# Stated exercise:
Copy out all the lines in the records that include the word "children".

Begin Information provided

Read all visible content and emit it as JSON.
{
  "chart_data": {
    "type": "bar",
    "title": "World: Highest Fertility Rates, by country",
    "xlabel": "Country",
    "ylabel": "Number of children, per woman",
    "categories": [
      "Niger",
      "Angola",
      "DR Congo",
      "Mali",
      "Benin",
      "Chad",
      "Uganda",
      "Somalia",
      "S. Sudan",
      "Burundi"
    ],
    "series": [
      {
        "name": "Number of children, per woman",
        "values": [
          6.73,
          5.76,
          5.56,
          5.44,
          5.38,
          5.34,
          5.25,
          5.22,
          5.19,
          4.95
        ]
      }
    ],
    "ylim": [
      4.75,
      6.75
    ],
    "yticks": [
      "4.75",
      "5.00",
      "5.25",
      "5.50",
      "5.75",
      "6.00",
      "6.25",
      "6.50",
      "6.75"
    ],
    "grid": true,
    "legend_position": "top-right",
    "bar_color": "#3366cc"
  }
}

End Information provided

# Written response:
    "ylabel": "Number of children, per woman",
        "name": "Number of children, per woman",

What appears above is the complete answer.